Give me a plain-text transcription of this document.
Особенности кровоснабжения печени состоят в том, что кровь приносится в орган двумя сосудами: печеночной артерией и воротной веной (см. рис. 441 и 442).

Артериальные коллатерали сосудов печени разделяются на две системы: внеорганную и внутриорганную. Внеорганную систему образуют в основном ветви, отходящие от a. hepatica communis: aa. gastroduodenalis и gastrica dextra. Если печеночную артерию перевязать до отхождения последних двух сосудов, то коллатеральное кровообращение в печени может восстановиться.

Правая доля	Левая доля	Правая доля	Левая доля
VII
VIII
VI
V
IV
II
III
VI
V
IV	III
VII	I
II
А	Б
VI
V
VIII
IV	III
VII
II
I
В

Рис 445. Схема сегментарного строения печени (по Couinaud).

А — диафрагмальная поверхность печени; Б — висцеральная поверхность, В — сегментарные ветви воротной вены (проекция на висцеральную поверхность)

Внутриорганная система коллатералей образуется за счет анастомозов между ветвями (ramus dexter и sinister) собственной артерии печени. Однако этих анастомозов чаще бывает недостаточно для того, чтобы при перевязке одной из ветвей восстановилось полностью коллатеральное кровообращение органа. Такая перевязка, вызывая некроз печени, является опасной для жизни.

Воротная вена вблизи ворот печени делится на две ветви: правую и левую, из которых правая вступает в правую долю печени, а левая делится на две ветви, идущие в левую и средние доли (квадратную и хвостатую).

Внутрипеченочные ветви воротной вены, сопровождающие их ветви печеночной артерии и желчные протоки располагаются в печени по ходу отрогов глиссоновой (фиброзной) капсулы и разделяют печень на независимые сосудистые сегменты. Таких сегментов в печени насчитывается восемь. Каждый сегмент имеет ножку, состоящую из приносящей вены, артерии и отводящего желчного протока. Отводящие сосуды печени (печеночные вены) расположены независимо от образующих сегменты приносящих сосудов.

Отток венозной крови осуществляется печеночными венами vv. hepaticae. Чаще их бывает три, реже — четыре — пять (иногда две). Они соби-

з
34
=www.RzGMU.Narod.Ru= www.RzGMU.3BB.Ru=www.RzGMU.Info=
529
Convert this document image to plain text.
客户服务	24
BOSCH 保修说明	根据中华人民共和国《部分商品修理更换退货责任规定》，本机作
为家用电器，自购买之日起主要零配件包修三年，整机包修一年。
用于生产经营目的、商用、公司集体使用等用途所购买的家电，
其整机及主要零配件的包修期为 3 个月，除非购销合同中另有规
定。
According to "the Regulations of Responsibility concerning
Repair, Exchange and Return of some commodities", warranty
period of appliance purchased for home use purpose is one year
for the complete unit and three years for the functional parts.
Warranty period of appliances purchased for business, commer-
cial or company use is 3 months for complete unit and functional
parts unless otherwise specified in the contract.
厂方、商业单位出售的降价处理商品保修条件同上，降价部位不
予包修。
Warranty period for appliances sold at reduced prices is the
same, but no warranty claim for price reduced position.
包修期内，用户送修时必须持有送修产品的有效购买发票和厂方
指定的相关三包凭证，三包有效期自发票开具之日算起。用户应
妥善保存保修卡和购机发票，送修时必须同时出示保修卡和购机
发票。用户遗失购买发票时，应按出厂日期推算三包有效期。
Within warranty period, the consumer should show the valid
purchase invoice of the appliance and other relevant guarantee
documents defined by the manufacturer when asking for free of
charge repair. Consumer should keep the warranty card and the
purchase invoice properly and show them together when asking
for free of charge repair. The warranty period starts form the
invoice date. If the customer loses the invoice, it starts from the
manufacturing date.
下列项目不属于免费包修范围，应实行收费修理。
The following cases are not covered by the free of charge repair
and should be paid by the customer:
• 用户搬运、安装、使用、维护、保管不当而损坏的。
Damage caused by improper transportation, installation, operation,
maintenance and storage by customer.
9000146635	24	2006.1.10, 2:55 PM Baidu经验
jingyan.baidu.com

= = = = = = =

WHAT THE TASK REQUIRES:
Across all the entries, count the lines that contain the word "date" and give the number by itself.

FINISHED TASK:
2